*Given instruction*
Reproduce each of the following items line for line, with no changes.

(Collected data entries)
____________________

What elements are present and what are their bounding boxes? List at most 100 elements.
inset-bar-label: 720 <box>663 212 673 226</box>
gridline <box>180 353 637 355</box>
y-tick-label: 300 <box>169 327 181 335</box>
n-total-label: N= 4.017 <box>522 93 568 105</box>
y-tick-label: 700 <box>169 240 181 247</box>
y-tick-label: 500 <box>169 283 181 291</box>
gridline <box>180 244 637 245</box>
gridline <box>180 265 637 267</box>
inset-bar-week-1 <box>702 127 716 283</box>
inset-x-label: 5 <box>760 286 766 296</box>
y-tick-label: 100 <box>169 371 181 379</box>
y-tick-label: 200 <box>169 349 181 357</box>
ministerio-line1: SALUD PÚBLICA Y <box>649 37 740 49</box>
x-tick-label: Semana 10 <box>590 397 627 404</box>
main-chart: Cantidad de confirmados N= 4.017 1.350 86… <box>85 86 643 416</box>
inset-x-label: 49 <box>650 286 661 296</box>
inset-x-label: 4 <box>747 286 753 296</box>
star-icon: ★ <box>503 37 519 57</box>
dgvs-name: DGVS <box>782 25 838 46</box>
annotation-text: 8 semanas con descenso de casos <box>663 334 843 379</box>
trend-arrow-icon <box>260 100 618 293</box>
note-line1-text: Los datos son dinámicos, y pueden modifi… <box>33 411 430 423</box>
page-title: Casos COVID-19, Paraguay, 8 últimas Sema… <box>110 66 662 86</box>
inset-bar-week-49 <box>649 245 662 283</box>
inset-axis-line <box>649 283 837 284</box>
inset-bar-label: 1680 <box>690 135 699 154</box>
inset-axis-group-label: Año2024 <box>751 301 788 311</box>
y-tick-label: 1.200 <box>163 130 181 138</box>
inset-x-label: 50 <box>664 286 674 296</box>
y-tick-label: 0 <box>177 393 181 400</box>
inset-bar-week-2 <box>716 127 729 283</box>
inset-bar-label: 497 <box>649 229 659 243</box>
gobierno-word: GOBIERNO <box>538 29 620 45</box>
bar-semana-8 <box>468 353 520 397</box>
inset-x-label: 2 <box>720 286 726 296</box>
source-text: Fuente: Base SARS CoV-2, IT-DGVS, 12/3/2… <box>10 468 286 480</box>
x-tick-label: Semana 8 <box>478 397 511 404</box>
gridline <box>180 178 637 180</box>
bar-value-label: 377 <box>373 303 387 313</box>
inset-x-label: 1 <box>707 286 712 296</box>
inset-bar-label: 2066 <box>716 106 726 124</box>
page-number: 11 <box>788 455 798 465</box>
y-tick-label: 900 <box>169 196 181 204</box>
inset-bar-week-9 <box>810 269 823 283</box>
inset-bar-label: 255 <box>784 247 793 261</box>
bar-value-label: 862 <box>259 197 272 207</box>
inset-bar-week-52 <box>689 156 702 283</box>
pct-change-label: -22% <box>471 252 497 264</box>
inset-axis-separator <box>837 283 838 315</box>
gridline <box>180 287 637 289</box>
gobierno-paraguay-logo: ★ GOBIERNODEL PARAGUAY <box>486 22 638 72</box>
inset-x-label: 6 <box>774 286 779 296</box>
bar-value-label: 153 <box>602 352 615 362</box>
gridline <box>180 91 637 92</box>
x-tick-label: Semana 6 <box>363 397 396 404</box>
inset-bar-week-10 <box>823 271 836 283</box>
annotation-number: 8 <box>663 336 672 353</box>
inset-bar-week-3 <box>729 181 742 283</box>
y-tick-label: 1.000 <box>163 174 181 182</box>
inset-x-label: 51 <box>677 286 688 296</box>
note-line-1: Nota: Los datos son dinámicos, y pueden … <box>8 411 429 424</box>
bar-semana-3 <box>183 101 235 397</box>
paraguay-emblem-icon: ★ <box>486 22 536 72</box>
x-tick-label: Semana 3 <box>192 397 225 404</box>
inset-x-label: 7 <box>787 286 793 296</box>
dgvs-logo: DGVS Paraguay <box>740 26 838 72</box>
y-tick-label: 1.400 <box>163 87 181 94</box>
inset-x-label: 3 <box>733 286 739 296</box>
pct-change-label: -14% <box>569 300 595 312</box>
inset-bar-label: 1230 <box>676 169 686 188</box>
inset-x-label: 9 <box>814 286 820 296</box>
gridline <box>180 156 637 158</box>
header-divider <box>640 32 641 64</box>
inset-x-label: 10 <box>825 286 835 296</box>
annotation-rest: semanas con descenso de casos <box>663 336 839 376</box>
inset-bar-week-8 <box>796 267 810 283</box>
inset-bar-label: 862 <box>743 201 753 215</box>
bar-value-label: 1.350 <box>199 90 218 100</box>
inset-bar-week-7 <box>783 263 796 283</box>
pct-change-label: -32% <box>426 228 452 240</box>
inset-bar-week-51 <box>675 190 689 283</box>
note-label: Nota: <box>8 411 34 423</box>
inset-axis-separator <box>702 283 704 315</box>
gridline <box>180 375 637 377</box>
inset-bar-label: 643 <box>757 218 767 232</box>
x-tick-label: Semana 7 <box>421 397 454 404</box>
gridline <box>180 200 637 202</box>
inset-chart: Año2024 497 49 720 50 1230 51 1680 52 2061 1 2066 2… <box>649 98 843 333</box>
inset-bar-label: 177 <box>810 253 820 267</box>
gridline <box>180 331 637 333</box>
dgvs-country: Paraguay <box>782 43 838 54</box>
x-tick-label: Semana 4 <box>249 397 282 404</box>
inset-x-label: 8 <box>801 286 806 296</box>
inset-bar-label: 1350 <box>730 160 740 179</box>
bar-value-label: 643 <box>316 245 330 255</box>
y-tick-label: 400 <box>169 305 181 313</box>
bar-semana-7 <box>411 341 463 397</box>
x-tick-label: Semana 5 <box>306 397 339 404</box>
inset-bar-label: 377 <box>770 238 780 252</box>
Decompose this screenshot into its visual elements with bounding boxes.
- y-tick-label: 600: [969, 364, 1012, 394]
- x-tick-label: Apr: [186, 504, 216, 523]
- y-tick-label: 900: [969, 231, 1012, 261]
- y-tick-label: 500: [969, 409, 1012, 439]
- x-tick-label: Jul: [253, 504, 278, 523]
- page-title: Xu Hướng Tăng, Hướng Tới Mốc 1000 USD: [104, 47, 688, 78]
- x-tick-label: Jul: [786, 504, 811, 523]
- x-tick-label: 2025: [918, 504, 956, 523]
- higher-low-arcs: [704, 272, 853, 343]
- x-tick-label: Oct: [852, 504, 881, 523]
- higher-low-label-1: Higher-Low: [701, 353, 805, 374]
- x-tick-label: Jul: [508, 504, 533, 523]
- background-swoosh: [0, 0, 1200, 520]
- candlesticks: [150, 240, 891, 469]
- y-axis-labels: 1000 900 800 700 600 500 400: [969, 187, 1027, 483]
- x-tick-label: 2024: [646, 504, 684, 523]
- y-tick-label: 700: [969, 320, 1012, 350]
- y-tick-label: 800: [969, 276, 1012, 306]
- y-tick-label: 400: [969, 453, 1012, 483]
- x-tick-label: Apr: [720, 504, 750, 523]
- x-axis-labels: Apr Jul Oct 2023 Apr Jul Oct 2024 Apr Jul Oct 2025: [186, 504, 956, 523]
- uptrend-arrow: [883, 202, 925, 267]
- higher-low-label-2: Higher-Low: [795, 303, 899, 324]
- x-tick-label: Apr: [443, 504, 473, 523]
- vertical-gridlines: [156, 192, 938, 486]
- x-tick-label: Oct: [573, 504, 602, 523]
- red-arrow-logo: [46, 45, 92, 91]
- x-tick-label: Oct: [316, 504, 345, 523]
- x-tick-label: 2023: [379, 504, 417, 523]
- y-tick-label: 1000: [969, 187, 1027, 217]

____________________

*The result*
What elements are present and what are their bounding boxes? List at most 100 elements.
inset-bar-label: 720 <box>663 212 673 226</box>
gridline <box>180 353 637 355</box>
y-tick-label: 300 <box>169 327 181 335</box>
n-total-label: N= 4.017 <box>522 93 568 105</box>
y-tick-label: 700 <box>169 240 181 247</box>
y-tick-label: 500 <box>169 283 181 291</box>
gridline <box>180 244 637 245</box>
gridline <box>180 265 637 267</box>
inset-bar-week-1 <box>702 127 716 283</box>
inset-x-label: 5 <box>760 286 766 296</box>
y-tick-label: 100 <box>169 371 181 379</box>
y-tick-label: 200 <box>169 349 181 357</box>
ministerio-line1: SALUD PÚBLICA Y <box>649 37 740 49</box>
x-tick-label: Semana 10 <box>590 397 627 404</box>
main-chart: Cantidad de confirmados N= 4.017 1.350 86… <box>85 86 643 416</box>
inset-x-label: 49 <box>650 286 661 296</box>
inset-x-label: 4 <box>747 286 753 296</box>
star-icon: ★ <box>503 37 519 57</box>
dgvs-name: DGVS <box>782 25 838 46</box>
annotation-text: 8 semanas con descenso de casos <box>663 334 843 379</box>
trend-arrow-icon <box>260 100 618 293</box>
note-line1-text: Los datos son dinámicos, y pueden modifi… <box>33 411 430 423</box>
page-title: Casos COVID-19, Paraguay, 8 últimas Sema… <box>110 66 662 86</box>
inset-bar-week-49 <box>649 245 662 283</box>
inset-axis-line <box>649 283 837 284</box>
inset-bar-label: 1680 <box>690 135 699 154</box>
inset-axis-group-label: Año2024 <box>751 301 788 311</box>
y-tick-label: 1.200 <box>163 130 181 138</box>
inset-x-label: 50 <box>664 286 674 296</box>
y-tick-label: 0 <box>177 393 181 400</box>
inset-bar-week-2 <box>716 127 729 283</box>
inset-bar-label: 497 <box>649 229 659 243</box>
gobierno-word: GOBIERNO <box>538 29 620 45</box>
bar-semana-8 <box>468 353 520 397</box>
inset-x-label: 2 <box>720 286 726 296</box>
source-text: Fuente: Base SARS CoV-2, IT-DGVS, 12/3/2… <box>10 468 286 480</box>
x-tick-label: Semana 8 <box>478 397 511 404</box>
gridline <box>180 178 637 180</box>
bar-value-label: 377 <box>373 303 387 313</box>
inset-x-label: 1 <box>707 286 712 296</box>
inset-bar-label: 2066 <box>716 106 726 124</box>
page-number: 11 <box>788 455 798 465</box>
y-tick-label: 900 <box>169 196 181 204</box>
inset-bar-week-9 <box>810 269 823 283</box>
inset-bar-label: 255 <box>784 247 793 261</box>
bar-value-label: 862 <box>259 197 272 207</box>
inset-bar-week-52 <box>689 156 702 283</box>
pct-change-label: -22% <box>471 252 497 264</box>
inset-axis-separator <box>837 283 838 315</box>
gridline <box>180 287 637 289</box>
gobierno-paraguay-logo: ★ GOBIERNODEL PARAGUAY <box>486 22 638 72</box>
inset-x-label: 6 <box>774 286 779 296</box>
bar-value-label: 153 <box>602 352 615 362</box>
gridline <box>180 91 637 92</box>
x-tick-label: Semana 6 <box>363 397 396 404</box>
inset-bar-week-10 <box>823 271 836 283</box>
annotation-number: 8 <box>663 336 672 353</box>
inset-bar-week-3 <box>729 181 742 283</box>
y-tick-label: 1.000 <box>163 174 181 182</box>
inset-x-label: 51 <box>677 286 688 296</box>
note-line-1: Nota: Los datos son dinámicos, y pueden … <box>8 411 429 424</box>
bar-semana-3 <box>183 101 235 397</box>
paraguay-emblem-icon: ★ <box>486 22 536 72</box>
x-tick-label: Semana 3 <box>192 397 225 404</box>
inset-x-label: 7 <box>787 286 793 296</box>
dgvs-logo: DGVS Paraguay <box>740 26 838 72</box>
y-tick-label: 1.400 <box>163 87 181 94</box>
inset-x-label: 3 <box>733 286 739 296</box>
pct-change-label: -14% <box>569 300 595 312</box>
inset-bar-label: 1230 <box>676 169 686 188</box>
inset-x-label: 9 <box>814 286 820 296</box>
gridline <box>180 156 637 158</box>
header-divider <box>640 32 641 64</box>
inset-x-label: 10 <box>825 286 835 296</box>
annotation-rest: semanas con descenso de casos <box>663 336 839 376</box>
inset-bar-week-8 <box>796 267 810 283</box>
inset-bar-label: 862 <box>743 201 753 215</box>
bar-value-label: 1.350 <box>199 90 218 100</box>
inset-bar-week-7 <box>783 263 796 283</box>
pct-change-label: -32% <box>426 228 452 240</box>
inset-bar-week-51 <box>675 190 689 283</box>
note-label: Nota: <box>8 411 34 423</box>
inset-axis-separator <box>702 283 704 315</box>
gridline <box>180 375 637 377</box>
inset-bar-label: 643 <box>757 218 767 232</box>
x-tick-label: Semana 7 <box>421 397 454 404</box>
gridline <box>180 200 637 202</box>
inset-chart: Año2024 497 49 720 50 1230 51 1680 52 2061 1 2066 2… <box>649 98 843 333</box>
inset-bar-label: 177 <box>810 253 820 267</box>
gridline <box>180 331 637 333</box>
dgvs-country: Paraguay <box>782 43 838 54</box>
x-tick-label: Semana 4 <box>249 397 282 404</box>
inset-x-label: 8 <box>801 286 806 296</box>
inset-bar-label: 1350 <box>730 160 740 179</box>
bar-value-label: 643 <box>316 245 330 255</box>
y-tick-label: 400 <box>169 305 181 313</box>
bar-semana-7 <box>411 341 463 397</box>
x-tick-label: Semana 5 <box>306 397 339 404</box>
inset-bar-label: 377 <box>770 238 780 252</box>
Decompose this screenshot into its visual elements with bounding boxes.
- y-tick-label: 600: [969, 364, 1012, 394]
- x-tick-label: Apr: [186, 504, 216, 523]
- y-tick-label: 900: [969, 231, 1012, 261]
- y-tick-label: 500: [969, 409, 1012, 439]
- x-tick-label: Jul: [253, 504, 278, 523]
- page-title: Xu Hướng Tăng, Hướng Tới Mốc 1000 USD: [104, 47, 688, 78]
- x-tick-label: Jul: [786, 504, 811, 523]
- x-tick-label: 2025: [918, 504, 956, 523]
- higher-low-arcs: [704, 272, 853, 343]
- x-tick-label: Oct: [852, 504, 881, 523]
- higher-low-label-1: Higher-Low: [701, 353, 805, 374]
- x-tick-label: Jul: [508, 504, 533, 523]
- background-swoosh: [0, 0, 1200, 520]
- candlesticks: [150, 240, 891, 469]
- y-axis-labels: 1000 900 800 700 600 500 400: [969, 187, 1027, 483]
- x-tick-label: 2024: [646, 504, 684, 523]
- y-tick-label: 700: [969, 320, 1012, 350]
- y-tick-label: 800: [969, 276, 1012, 306]
- y-tick-label: 400: [969, 453, 1012, 483]
- x-tick-label: Apr: [720, 504, 750, 523]
- x-axis-labels: Apr Jul Oct 2023 Apr Jul Oct 2024 Apr Jul Oct 2025: [186, 504, 956, 523]
- uptrend-arrow: [883, 202, 925, 267]
- higher-low-label-2: Higher-Low: [795, 303, 899, 324]
- x-tick-label: Apr: [443, 504, 473, 523]
- vertical-gridlines: [156, 192, 938, 486]
- x-tick-label: Oct: [573, 504, 602, 523]
- red-arrow-logo: [46, 45, 92, 91]
- x-tick-label: Oct: [316, 504, 345, 523]
- x-tick-label: 2023: [379, 504, 417, 523]
- y-tick-label: 1000: [969, 187, 1027, 217]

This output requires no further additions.